[BEGIN EXERCISE DATA]
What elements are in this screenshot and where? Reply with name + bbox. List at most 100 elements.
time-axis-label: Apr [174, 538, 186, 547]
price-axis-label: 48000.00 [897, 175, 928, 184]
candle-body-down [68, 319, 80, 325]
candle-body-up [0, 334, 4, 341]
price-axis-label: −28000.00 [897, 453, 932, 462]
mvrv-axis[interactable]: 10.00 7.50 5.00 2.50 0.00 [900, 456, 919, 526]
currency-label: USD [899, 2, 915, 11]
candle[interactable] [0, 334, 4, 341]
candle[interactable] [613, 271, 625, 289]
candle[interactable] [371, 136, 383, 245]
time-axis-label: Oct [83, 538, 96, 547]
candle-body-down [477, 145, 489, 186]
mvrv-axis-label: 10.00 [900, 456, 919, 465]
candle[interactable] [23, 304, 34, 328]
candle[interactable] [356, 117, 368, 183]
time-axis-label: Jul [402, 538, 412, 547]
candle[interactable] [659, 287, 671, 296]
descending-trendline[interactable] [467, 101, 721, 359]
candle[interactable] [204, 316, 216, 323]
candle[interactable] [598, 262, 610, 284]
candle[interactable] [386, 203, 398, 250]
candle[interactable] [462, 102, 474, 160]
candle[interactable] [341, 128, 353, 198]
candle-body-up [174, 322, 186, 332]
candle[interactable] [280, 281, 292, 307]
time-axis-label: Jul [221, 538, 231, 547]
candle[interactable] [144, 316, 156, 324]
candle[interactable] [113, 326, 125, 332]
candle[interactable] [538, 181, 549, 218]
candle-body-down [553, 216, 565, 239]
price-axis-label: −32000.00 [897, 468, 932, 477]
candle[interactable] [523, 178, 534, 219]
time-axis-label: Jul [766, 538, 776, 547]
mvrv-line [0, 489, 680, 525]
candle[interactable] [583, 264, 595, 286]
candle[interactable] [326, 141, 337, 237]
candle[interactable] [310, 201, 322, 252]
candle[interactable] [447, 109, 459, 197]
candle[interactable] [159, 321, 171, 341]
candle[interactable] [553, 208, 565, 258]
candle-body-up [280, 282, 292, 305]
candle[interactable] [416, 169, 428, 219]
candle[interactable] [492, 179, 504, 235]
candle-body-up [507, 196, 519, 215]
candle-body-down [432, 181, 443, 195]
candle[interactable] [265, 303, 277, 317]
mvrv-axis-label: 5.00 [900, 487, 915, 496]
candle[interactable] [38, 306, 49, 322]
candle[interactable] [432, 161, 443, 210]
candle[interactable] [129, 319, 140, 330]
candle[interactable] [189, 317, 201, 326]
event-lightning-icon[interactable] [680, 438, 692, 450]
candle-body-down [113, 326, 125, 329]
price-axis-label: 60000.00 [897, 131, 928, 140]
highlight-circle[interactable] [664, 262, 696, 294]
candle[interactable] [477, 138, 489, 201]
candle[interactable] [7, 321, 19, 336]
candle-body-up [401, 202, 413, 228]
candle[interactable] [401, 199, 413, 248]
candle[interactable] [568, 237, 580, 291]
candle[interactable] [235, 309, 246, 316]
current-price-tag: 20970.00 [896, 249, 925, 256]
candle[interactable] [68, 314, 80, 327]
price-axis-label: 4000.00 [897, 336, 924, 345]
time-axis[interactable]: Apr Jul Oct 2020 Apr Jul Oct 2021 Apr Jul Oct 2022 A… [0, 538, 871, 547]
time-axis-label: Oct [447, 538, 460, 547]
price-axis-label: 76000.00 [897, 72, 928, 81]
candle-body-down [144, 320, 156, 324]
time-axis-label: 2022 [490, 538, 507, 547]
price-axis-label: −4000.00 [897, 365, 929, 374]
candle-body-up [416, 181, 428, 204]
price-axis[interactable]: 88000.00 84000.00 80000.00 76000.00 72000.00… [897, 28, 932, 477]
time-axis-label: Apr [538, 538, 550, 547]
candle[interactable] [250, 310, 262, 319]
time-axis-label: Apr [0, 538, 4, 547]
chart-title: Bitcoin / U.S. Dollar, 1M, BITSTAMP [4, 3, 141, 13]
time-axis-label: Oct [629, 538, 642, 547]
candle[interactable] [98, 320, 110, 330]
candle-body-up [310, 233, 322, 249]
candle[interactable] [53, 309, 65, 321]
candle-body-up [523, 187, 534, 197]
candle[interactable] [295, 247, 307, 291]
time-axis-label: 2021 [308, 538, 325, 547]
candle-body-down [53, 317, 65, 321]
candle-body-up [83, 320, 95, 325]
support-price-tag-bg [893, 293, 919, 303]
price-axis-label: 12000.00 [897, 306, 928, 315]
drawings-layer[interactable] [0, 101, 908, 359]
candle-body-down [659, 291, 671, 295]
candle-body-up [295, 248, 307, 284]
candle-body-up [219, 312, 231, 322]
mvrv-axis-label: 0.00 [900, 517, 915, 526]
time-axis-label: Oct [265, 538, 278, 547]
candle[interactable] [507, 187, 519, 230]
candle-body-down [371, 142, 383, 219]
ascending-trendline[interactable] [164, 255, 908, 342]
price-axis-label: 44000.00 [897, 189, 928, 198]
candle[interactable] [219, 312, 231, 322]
[END EXERCISE DATA]
INSTRUCTIONS FOR THE TASK => Copy the listing starting at its first line and ending at the line containing "candle[interactable] [538, 181, 549, 218]", with both of those lines included. Switch every "time-axis-label" to "date-axis-label" and leave all else unchanged.

SOLUTION =>
What elements are in this screenshot and where? Reply with name + bbox. List at most 100 elements.
date-axis-label: Apr [174, 538, 186, 547]
price-axis-label: 48000.00 [897, 175, 928, 184]
candle-body-down [68, 319, 80, 325]
candle-body-up [0, 334, 4, 341]
price-axis-label: −28000.00 [897, 453, 932, 462]
mvrv-axis[interactable]: 10.00 7.50 5.00 2.50 0.00 [900, 456, 919, 526]
currency-label: USD [899, 2, 915, 11]
candle[interactable] [0, 334, 4, 341]
candle[interactable] [613, 271, 625, 289]
candle[interactable] [371, 136, 383, 245]
date-axis-label: Oct [83, 538, 96, 547]
candle-body-down [477, 145, 489, 186]
mvrv-axis-label: 10.00 [900, 456, 919, 465]
candle[interactable] [23, 304, 34, 328]
candle[interactable] [356, 117, 368, 183]
date-axis-label: Jul [402, 538, 412, 547]
candle[interactable] [659, 287, 671, 296]
descending-trendline[interactable] [467, 101, 721, 359]
candle[interactable] [204, 316, 216, 323]
candle[interactable] [598, 262, 610, 284]
candle[interactable] [386, 203, 398, 250]
candle[interactable] [462, 102, 474, 160]
candle[interactable] [341, 128, 353, 198]
candle-body-up [174, 322, 186, 332]
candle[interactable] [280, 281, 292, 307]
date-axis-label: Jul [221, 538, 231, 547]
candle[interactable] [144, 316, 156, 324]
candle[interactable] [113, 326, 125, 332]
candle[interactable] [538, 181, 549, 218]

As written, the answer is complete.